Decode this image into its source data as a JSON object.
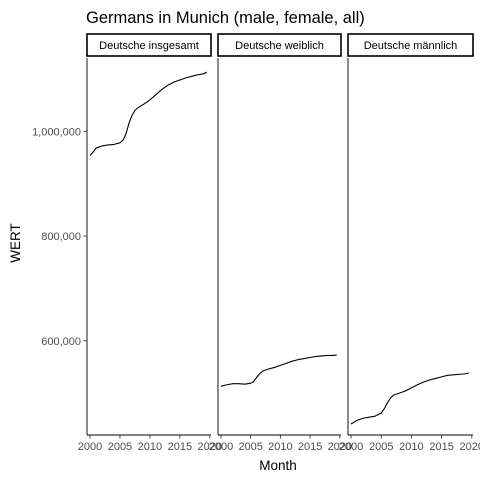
{
  "chart_data": {
    "type": "line",
    "title": "Germans in Munich (male, female, all)",
    "xlabel": "Month",
    "ylabel": "WERT",
    "xlim": [
      1999.5,
      2020.2
    ],
    "ylim": [
      420000,
      1140000
    ],
    "x_ticks": [
      2000,
      2005,
      2010,
      2015,
      2020
    ],
    "x_tick_labels": [
      "2000",
      "2005",
      "2010",
      "2015",
      "2020"
    ],
    "y_ticks": [
      600000,
      800000,
      1000000
    ],
    "y_tick_labels": [
      "600,000",
      "800,000",
      "1,000,000"
    ],
    "grid": false,
    "line_color": "#000000",
    "facets": [
      {
        "label": "Deutsche insgesamt",
        "x": [
          2000,
          2000.5,
          2001,
          2002,
          2003,
          2004,
          2005,
          2005.5,
          2006,
          2006.5,
          2007,
          2007.5,
          2008,
          2009,
          2010,
          2011,
          2012,
          2013,
          2014,
          2015,
          2016,
          2017,
          2018,
          2019,
          2019.5
        ],
        "y": [
          954000,
          960000,
          968000,
          972000,
          974000,
          975000,
          978000,
          983000,
          995000,
          1015000,
          1030000,
          1040000,
          1045000,
          1052000,
          1060000,
          1070000,
          1080000,
          1088000,
          1094000,
          1098000,
          1102000,
          1105000,
          1108000,
          1110000,
          1113000
        ]
      },
      {
        "label": "Deutsche weiblich",
        "x": [
          2000,
          2001,
          2002,
          2003,
          2004,
          2005,
          2005.5,
          2006,
          2006.5,
          2007,
          2008,
          2009,
          2010,
          2011,
          2012,
          2013,
          2014,
          2015,
          2016,
          2017,
          2018,
          2019,
          2019.5
        ],
        "y": [
          513000,
          516000,
          518000,
          518000,
          517000,
          519000,
          522000,
          530000,
          537000,
          542000,
          546000,
          549000,
          553000,
          557000,
          561000,
          564000,
          566000,
          568000,
          570000,
          571000,
          572000,
          572000,
          573000
        ]
      },
      {
        "label": "Deutsche männlich",
        "x": [
          2000,
          2001,
          2002,
          2003,
          2004,
          2005,
          2005.5,
          2006,
          2006.5,
          2007,
          2008,
          2009,
          2010,
          2011,
          2012,
          2013,
          2014,
          2015,
          2016,
          2017,
          2018,
          2019,
          2019.5
        ],
        "y": [
          441000,
          448000,
          452000,
          454000,
          456000,
          462000,
          470000,
          481000,
          490000,
          496000,
          500000,
          504000,
          510000,
          516000,
          521000,
          525000,
          528000,
          531000,
          534000,
          535000,
          536000,
          537000,
          538000
        ]
      }
    ]
  }
}
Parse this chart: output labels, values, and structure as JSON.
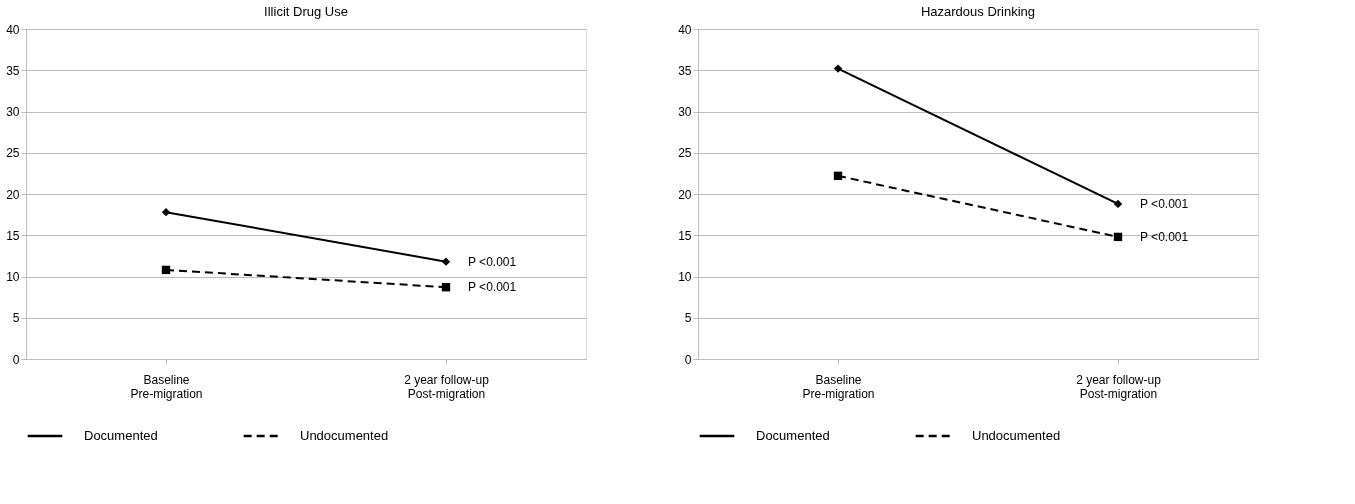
{
  "chart_data": [
    {
      "type": "line",
      "title": "Illicit Drug Use",
      "categories": [
        "Baseline\nPre-migration",
        "2 year follow-up\nPost-migration"
      ],
      "ylim": [
        0,
        40
      ],
      "yticks": [
        0,
        5,
        10,
        15,
        20,
        25,
        30,
        35,
        40
      ],
      "grid": "y",
      "legend": "bottom",
      "series": [
        {
          "name": "Documented",
          "color": "#000000",
          "values": [
            17.8,
            11.8
          ],
          "marker": "diamond",
          "line_style": "solid"
        },
        {
          "name": "Undocumented",
          "color": "#000000",
          "values": [
            10.8,
            8.7
          ],
          "marker": "square",
          "line_style": "dashed"
        }
      ],
      "annotations": [
        {
          "text": "P <0.001",
          "x": "2 year follow-up\nPost-migration",
          "y": 11.8
        },
        {
          "text": "P <0.001",
          "x": "2 year follow-up\nPost-migration",
          "y": 8.7
        }
      ]
    },
    {
      "type": "line",
      "title": "Hazardous Drinking",
      "categories": [
        "Baseline\nPre-migration",
        "2 year follow-up\nPost-migration"
      ],
      "ylim": [
        0,
        40
      ],
      "yticks": [
        0,
        5,
        10,
        15,
        20,
        25,
        30,
        35,
        40
      ],
      "grid": "y",
      "legend": "bottom",
      "series": [
        {
          "name": "Documented",
          "color": "#000000",
          "values": [
            35.2,
            18.8
          ],
          "marker": "diamond",
          "line_style": "solid"
        },
        {
          "name": "Undocumented",
          "color": "#000000",
          "values": [
            22.2,
            14.8
          ],
          "marker": "square",
          "line_style": "dashed"
        }
      ],
      "annotations": [
        {
          "text": "P <0.001",
          "x": "2 year follow-up\nPost-migration",
          "y": 18.8
        },
        {
          "text": "P <0.001",
          "x": "2 year follow-up\nPost-migration",
          "y": 14.8
        }
      ]
    }
  ]
}
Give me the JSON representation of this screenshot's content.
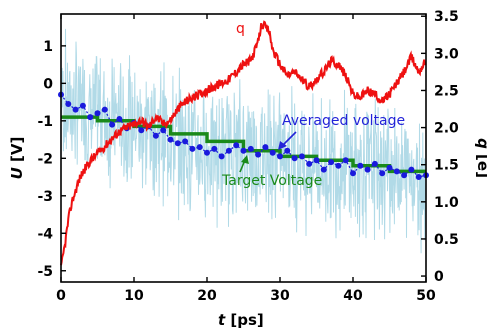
{
  "chart_data": {
    "type": "line",
    "x_axis": {
      "label_italic": "t",
      "label_unit": " [ps]",
      "range": [
        0,
        50
      ],
      "ticks": [
        "0",
        "10",
        "20",
        "30",
        "40",
        "50"
      ]
    },
    "y_left": {
      "label_italic": "U",
      "label_unit": " [V]",
      "range": [
        -5.3,
        1.85
      ],
      "ticks": [
        "-5",
        "-4",
        "-3",
        "-2",
        "-1",
        "0",
        "1"
      ]
    },
    "y_right": {
      "label_italic": "q",
      "label_unit": " [e]",
      "range": [
        -0.08,
        3.53
      ],
      "ticks": [
        "0",
        "0.5",
        "1.0",
        "1.5",
        "2.0",
        "2.5",
        "3.0",
        "3.5"
      ]
    },
    "grid": false,
    "annotations": {
      "q_label": "q",
      "averaged_label": "Averaged voltage",
      "target_label": "Target Voltage"
    },
    "colors": {
      "q": "#ee1111",
      "raw_voltage": "#add8e6",
      "averaged": "#1a1adc",
      "target": "#1a8a1a",
      "annot_blue": "#2323d8",
      "annot_green": "#1a8a1a"
    },
    "series": [
      {
        "name": "q",
        "axis": "right",
        "x": [
          0,
          0.5,
          1,
          1.5,
          2,
          2.5,
          3,
          4,
          5,
          6,
          7,
          8,
          9,
          10,
          11,
          12,
          13,
          14,
          15,
          16,
          17,
          18,
          19,
          20,
          21,
          22,
          23,
          24,
          25,
          26,
          27,
          27.5,
          28,
          28.5,
          29,
          30,
          31,
          32,
          33,
          34,
          35,
          36,
          37,
          38,
          39,
          40,
          41,
          42,
          43,
          44,
          45,
          46,
          47,
          48,
          48.5,
          49,
          50
        ],
        "values": [
          0.1,
          0.4,
          0.75,
          1.0,
          1.15,
          1.3,
          1.4,
          1.55,
          1.65,
          1.75,
          1.85,
          1.95,
          2.0,
          2.05,
          2.1,
          2.0,
          2.15,
          2.05,
          2.1,
          2.25,
          2.35,
          2.4,
          2.45,
          2.5,
          2.55,
          2.6,
          2.65,
          2.75,
          2.85,
          2.9,
          3.15,
          3.4,
          3.35,
          3.3,
          3.05,
          2.85,
          2.7,
          2.75,
          2.65,
          2.55,
          2.65,
          2.75,
          2.9,
          2.85,
          2.7,
          2.45,
          2.4,
          2.5,
          2.45,
          2.35,
          2.45,
          2.6,
          2.75,
          2.95,
          2.85,
          2.75,
          2.9
        ]
      },
      {
        "name": "Averaged voltage",
        "axis": "left",
        "x": [
          0,
          1,
          2,
          3,
          4,
          5,
          6,
          7,
          8,
          9,
          10,
          11,
          12,
          13,
          14,
          15,
          16,
          17,
          18,
          19,
          20,
          21,
          22,
          23,
          24,
          25,
          26,
          27,
          28,
          29,
          30,
          31,
          32,
          33,
          34,
          35,
          36,
          37,
          38,
          39,
          40,
          41,
          42,
          43,
          44,
          45,
          46,
          47,
          48,
          49,
          50
        ],
        "values": [
          -0.3,
          -0.55,
          -0.7,
          -0.6,
          -0.9,
          -0.8,
          -0.7,
          -1.1,
          -0.95,
          -1.2,
          -1.05,
          -1.25,
          -1.15,
          -1.4,
          -1.25,
          -1.5,
          -1.6,
          -1.55,
          -1.75,
          -1.7,
          -1.85,
          -1.75,
          -1.95,
          -1.8,
          -1.65,
          -1.8,
          -1.75,
          -1.9,
          -1.7,
          -1.85,
          -1.95,
          -1.8,
          -2.0,
          -1.95,
          -2.15,
          -2.05,
          -2.3,
          -2.1,
          -2.2,
          -2.05,
          -2.4,
          -2.2,
          -2.3,
          -2.15,
          -2.4,
          -2.25,
          -2.35,
          -2.45,
          -2.3,
          -2.5,
          -2.45
        ]
      },
      {
        "name": "Target Voltage",
        "axis": "left",
        "x": [
          0,
          5,
          5,
          10,
          10,
          15,
          15,
          20,
          20,
          25,
          25,
          30,
          30,
          35,
          35,
          40,
          40,
          45,
          45,
          50
        ],
        "values": [
          -0.9,
          -0.9,
          -1.0,
          -1.0,
          -1.15,
          -1.15,
          -1.35,
          -1.35,
          -1.55,
          -1.55,
          -1.8,
          -1.8,
          -1.95,
          -1.95,
          -2.05,
          -2.05,
          -2.2,
          -2.2,
          -2.35,
          -2.35
        ]
      }
    ]
  }
}
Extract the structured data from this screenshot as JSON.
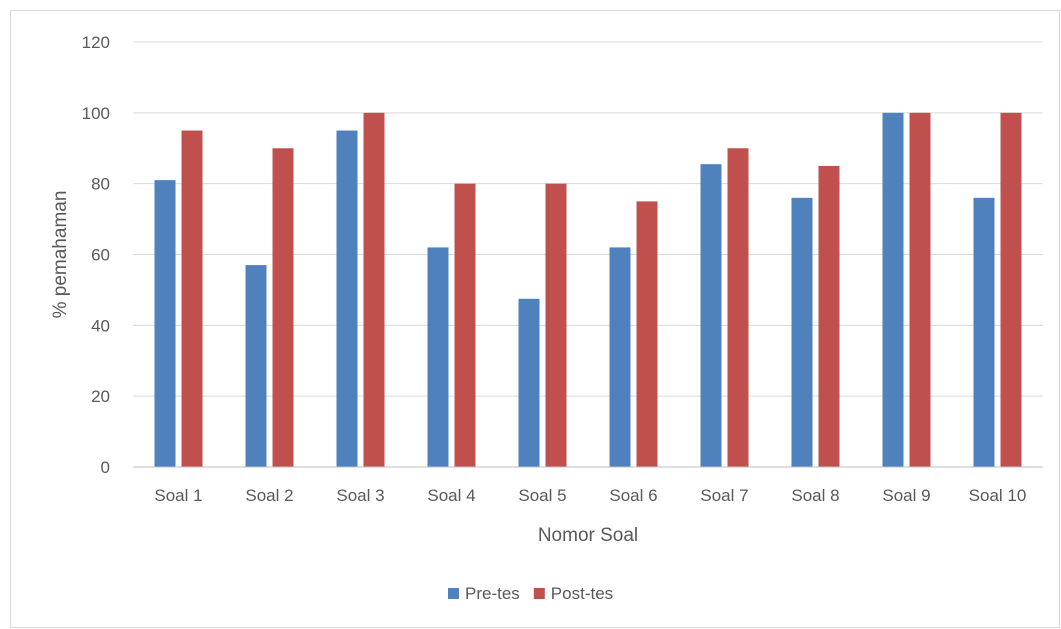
{
  "chart_data": {
    "type": "bar",
    "title": "",
    "xlabel": "Nomor Soal",
    "ylabel": "% pemahaman",
    "ylim": [
      0,
      120
    ],
    "yticks": [
      0,
      20,
      40,
      60,
      80,
      100,
      120
    ],
    "categories": [
      "Soal 1",
      "Soal 2",
      "Soal 3",
      "Soal 4",
      "Soal 5",
      "Soal 6",
      "Soal 7",
      "Soal 8",
      "Soal 9",
      "Soal 10"
    ],
    "series": [
      {
        "name": "Pre-tes",
        "color": "#4f81bd",
        "values": [
          81,
          57,
          95,
          62,
          47.5,
          62,
          85.5,
          76,
          100,
          76
        ]
      },
      {
        "name": "Post-tes",
        "color": "#c0504d",
        "values": [
          95,
          90,
          100,
          80,
          80,
          75,
          90,
          85,
          100,
          100
        ]
      }
    ],
    "grid": true,
    "legend_position": "bottom"
  }
}
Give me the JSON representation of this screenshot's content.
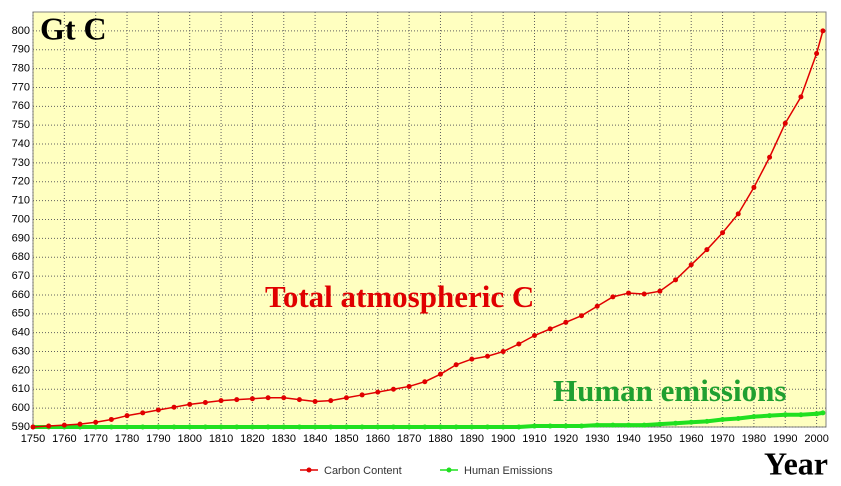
{
  "chart_data": {
    "type": "line",
    "y_label": "Gt C",
    "x_label": "Year",
    "annotations": [
      "Total atmospheric C",
      "Human emissions"
    ],
    "x": [
      1750,
      1755,
      1760,
      1765,
      1770,
      1775,
      1780,
      1785,
      1790,
      1795,
      1800,
      1805,
      1810,
      1815,
      1820,
      1825,
      1830,
      1835,
      1840,
      1845,
      1850,
      1855,
      1860,
      1865,
      1870,
      1875,
      1880,
      1885,
      1890,
      1895,
      1900,
      1905,
      1910,
      1915,
      1920,
      1925,
      1930,
      1935,
      1940,
      1945,
      1950,
      1955,
      1960,
      1965,
      1970,
      1975,
      1980,
      1985,
      1990,
      1995,
      2000,
      2002
    ],
    "series": [
      {
        "name": "Carbon Content",
        "color": "#e00000",
        "values": [
          590,
          590.5,
          591,
          591.5,
          592.5,
          594,
          596,
          597.5,
          599,
          600.5,
          602,
          603,
          604,
          604.5,
          605,
          605.5,
          605.5,
          604.5,
          603.5,
          604,
          605.5,
          607,
          608.5,
          610,
          611.5,
          614,
          618,
          623,
          626,
          627.5,
          630,
          634,
          638.5,
          642,
          645.5,
          649,
          654,
          659,
          661,
          660.5,
          662,
          668,
          676,
          684,
          693,
          703,
          717,
          733,
          751,
          765,
          788,
          800
        ]
      },
      {
        "name": "Human Emissions",
        "color": "#20e020",
        "values": [
          590,
          590,
          590,
          590,
          590,
          590,
          590,
          590,
          590,
          590,
          590,
          590,
          590,
          590,
          590,
          590,
          590,
          590,
          590,
          590,
          590,
          590,
          590,
          590,
          590,
          590,
          590,
          590,
          590,
          590,
          590,
          590,
          590.5,
          590.5,
          590.5,
          590.5,
          591,
          591,
          591,
          591,
          591.5,
          592,
          592.5,
          593,
          594,
          594.5,
          595.5,
          596,
          596.5,
          596.5,
          597,
          597.5
        ]
      }
    ],
    "xlim": [
      1750,
      2003
    ],
    "ylim": [
      590,
      810
    ],
    "xticks": [
      1750,
      1760,
      1770,
      1780,
      1790,
      1800,
      1810,
      1820,
      1830,
      1840,
      1850,
      1860,
      1870,
      1880,
      1890,
      1900,
      1910,
      1920,
      1930,
      1940,
      1950,
      1960,
      1970,
      1980,
      1990,
      2000
    ],
    "yticks": [
      590,
      600,
      610,
      620,
      630,
      640,
      650,
      660,
      670,
      680,
      690,
      700,
      710,
      720,
      730,
      740,
      750,
      760,
      770,
      780,
      790,
      800
    ],
    "grid": true,
    "background": "#ffffc0"
  }
}
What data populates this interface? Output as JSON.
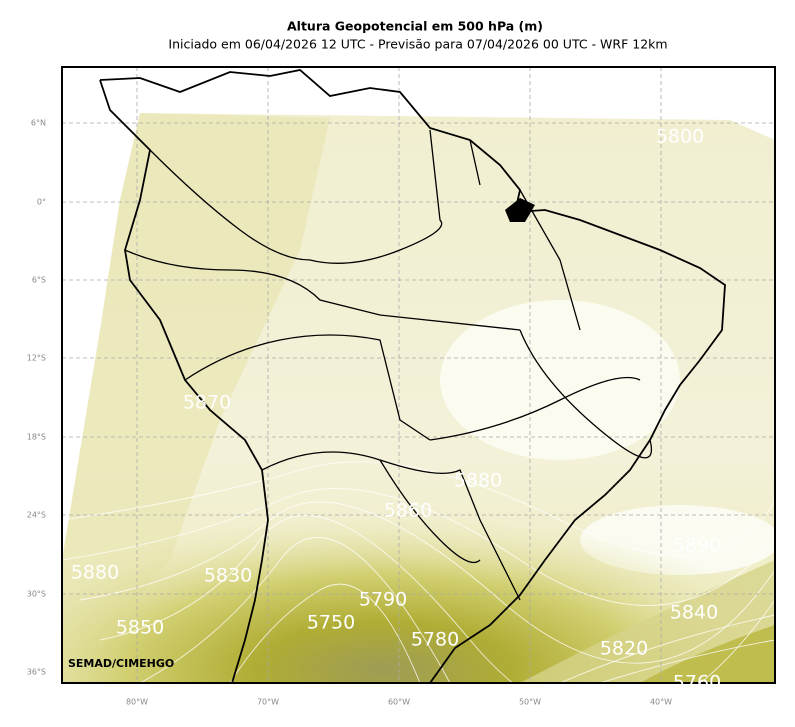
{
  "header": {
    "title": "Altura Geopotencial em 500 hPa (m)",
    "subtitle": "Iniciado em 06/04/2026 12 UTC - Previsão para 07/04/2026 00 UTC - WRF 12km"
  },
  "map": {
    "lat_labels": [
      "6°N",
      "0°",
      "6°S",
      "12°S",
      "18°S",
      "24°S",
      "30°S",
      "36°S"
    ],
    "lon_labels": [
      "80°W",
      "70°W",
      "60°W",
      "50°W",
      "40°W"
    ],
    "contour_labels": [
      "5800",
      "5870",
      "5880",
      "5860",
      "5890",
      "5880",
      "5830",
      "5790",
      "5850",
      "5750",
      "5780",
      "5840",
      "5820",
      "5760"
    ],
    "credit": "SEMAD/CIMEHGO"
  }
}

--

Your objective: Extract, character for character, every line from the one that holds "What data populates" through the end of the entries above. Include both boundary lines and no pictures.

Output:
What data populates this interface? Output as JSON.
{
  "header": {
    "title": "Altura Geopotencial em 500 hPa (m)",
    "subtitle": "Iniciado em 06/04/2026 12 UTC - Previsão para 07/04/2026 00 UTC - WRF 12km"
  },
  "map": {
    "lat_labels": [
      "6°N",
      "0°",
      "6°S",
      "12°S",
      "18°S",
      "24°S",
      "30°S",
      "36°S"
    ],
    "lon_labels": [
      "80°W",
      "70°W",
      "60°W",
      "50°W",
      "40°W"
    ],
    "contour_labels": [
      "5800",
      "5870",
      "5880",
      "5860",
      "5890",
      "5880",
      "5830",
      "5790",
      "5850",
      "5750",
      "5780",
      "5840",
      "5820",
      "5760"
    ],
    "credit": "SEMAD/CIMEHGO"
  }
}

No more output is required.